__WHAT THE TASK REQUIRES__: Change "Ziegel" to "Dachziegel" in everything from the start of the items down to the item containing "verse-17: 17 Eines", and reproduce those lines with nothing else altered.

__EXERCISE INPUT__:
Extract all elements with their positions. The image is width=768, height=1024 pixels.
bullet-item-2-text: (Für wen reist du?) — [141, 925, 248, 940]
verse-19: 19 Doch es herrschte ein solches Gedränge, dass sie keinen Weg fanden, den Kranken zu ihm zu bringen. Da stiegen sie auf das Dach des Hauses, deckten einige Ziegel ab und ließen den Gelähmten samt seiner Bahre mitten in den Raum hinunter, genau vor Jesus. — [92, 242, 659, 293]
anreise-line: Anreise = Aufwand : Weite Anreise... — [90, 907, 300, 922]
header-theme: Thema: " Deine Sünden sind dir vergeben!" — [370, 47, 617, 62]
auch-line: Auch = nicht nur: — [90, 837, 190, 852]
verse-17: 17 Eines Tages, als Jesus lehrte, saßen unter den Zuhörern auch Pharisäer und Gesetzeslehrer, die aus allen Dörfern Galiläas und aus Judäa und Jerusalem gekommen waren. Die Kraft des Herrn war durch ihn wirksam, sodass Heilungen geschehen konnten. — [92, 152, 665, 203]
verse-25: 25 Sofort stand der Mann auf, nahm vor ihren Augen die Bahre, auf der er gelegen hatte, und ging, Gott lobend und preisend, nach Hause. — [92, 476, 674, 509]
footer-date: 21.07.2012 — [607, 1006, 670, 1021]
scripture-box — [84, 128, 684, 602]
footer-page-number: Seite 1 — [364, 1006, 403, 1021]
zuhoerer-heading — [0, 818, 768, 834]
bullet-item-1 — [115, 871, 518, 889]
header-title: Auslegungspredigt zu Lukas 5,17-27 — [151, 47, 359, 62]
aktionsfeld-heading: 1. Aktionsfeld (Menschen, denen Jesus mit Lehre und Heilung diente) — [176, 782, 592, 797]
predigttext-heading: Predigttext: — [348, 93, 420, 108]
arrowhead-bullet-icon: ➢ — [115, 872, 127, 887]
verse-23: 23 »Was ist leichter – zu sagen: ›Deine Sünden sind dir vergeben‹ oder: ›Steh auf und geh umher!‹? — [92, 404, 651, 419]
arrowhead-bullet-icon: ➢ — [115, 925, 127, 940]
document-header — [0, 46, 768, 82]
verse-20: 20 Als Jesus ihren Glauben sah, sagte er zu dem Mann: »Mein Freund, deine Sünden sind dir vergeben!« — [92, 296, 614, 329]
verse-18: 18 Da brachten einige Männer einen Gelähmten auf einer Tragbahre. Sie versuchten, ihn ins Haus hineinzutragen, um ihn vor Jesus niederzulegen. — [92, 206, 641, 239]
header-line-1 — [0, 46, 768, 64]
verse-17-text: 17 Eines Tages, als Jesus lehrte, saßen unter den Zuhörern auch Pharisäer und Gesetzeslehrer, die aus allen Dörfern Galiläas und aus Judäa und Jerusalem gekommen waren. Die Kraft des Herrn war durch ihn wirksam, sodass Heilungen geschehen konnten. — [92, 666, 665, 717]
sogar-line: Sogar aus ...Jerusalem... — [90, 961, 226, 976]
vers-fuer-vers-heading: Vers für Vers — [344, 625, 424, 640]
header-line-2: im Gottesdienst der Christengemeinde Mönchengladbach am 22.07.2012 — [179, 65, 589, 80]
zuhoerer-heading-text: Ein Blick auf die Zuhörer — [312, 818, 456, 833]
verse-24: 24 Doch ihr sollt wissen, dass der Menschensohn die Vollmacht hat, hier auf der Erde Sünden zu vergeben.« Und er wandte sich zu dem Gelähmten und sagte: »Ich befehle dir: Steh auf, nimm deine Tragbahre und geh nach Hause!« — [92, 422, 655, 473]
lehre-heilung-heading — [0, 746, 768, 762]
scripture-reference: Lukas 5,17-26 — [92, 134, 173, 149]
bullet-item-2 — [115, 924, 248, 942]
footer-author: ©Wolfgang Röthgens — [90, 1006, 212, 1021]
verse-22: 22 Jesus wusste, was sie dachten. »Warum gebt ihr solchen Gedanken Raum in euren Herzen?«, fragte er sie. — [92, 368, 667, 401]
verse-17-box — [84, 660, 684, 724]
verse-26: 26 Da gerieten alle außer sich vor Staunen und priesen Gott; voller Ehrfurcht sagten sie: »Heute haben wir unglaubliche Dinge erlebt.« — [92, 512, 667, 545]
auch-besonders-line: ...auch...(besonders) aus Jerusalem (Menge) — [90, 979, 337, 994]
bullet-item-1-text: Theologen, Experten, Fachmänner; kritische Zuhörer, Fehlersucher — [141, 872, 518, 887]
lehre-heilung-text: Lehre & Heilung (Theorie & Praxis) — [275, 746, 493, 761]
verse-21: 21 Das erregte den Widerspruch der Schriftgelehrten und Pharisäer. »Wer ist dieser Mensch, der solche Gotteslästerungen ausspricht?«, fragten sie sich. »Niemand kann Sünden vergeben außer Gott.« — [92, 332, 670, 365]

__REPLY TO THE EXERCISE__:
Extract all elements with their positions. The image is width=768, height=1024 pixels.
bullet-item-2-text: (Für wen reist du?) — [141, 925, 248, 940]
verse-19: 19 Doch es herrschte ein solches Gedränge, dass sie keinen Weg fanden, den Kranken zu ihm zu bringen. Da stiegen sie auf das Dach des Hauses, deckten einige Dachziegel ab und ließen den Gelähmten samt seiner Bahre mitten in den Raum hinunter, genau vor Jesus. — [92, 242, 659, 293]
anreise-line: Anreise = Aufwand : Weite Anreise... — [90, 907, 300, 922]
header-theme: Thema: " Deine Sünden sind dir vergeben!" — [370, 47, 617, 62]
auch-line: Auch = nicht nur: — [90, 837, 190, 852]
verse-17: 17 Eines Tages, als Jesus lehrte, saßen unter den Zuhörern auch Pharisäer und Gesetzeslehrer, die aus allen Dörfern Galiläas und aus Judäa und Jerusalem gekommen waren. Die Kraft des Herrn war durch ihn wirksam, sodass Heilungen geschehen konnten. — [92, 152, 665, 203]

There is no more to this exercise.